— begin —

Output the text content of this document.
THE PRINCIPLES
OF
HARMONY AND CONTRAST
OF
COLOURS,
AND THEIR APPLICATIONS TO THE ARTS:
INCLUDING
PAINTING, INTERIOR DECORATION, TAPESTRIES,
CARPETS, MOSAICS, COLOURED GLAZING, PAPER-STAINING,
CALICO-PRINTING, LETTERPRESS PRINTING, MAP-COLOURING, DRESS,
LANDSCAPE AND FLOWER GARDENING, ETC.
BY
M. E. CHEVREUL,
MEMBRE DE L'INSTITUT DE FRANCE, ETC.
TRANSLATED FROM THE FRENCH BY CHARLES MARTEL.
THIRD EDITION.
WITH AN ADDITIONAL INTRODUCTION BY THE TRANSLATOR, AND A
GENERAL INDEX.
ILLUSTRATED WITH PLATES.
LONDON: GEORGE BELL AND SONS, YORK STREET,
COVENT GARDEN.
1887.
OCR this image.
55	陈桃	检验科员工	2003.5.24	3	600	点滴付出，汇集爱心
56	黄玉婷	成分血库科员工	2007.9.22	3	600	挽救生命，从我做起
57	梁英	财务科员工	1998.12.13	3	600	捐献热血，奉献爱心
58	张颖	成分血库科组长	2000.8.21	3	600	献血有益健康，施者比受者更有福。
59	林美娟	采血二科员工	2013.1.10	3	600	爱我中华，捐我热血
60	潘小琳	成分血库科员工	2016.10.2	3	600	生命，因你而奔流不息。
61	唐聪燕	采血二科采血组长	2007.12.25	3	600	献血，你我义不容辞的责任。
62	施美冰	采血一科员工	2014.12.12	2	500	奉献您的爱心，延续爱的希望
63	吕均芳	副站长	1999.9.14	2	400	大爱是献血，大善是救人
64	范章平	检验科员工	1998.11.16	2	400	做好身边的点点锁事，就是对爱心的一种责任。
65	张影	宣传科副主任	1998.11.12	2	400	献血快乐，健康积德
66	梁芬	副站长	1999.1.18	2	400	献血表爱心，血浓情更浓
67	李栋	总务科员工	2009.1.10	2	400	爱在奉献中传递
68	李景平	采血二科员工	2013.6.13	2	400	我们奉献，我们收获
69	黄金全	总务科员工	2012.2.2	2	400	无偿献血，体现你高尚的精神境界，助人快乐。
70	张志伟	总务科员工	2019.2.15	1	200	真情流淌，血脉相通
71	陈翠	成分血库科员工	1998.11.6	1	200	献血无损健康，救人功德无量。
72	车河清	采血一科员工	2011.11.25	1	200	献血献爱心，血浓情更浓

— end —

### Problem statement
List every line in the records above that contains the word "采血二科员工".

### Correct output
59	林美娟	采血二科员工	2013.1.10	3	600	爱我中华，捐我热血
68	李景平	采血二科员工	2013.6.13	2	400	我们奉献，我们收获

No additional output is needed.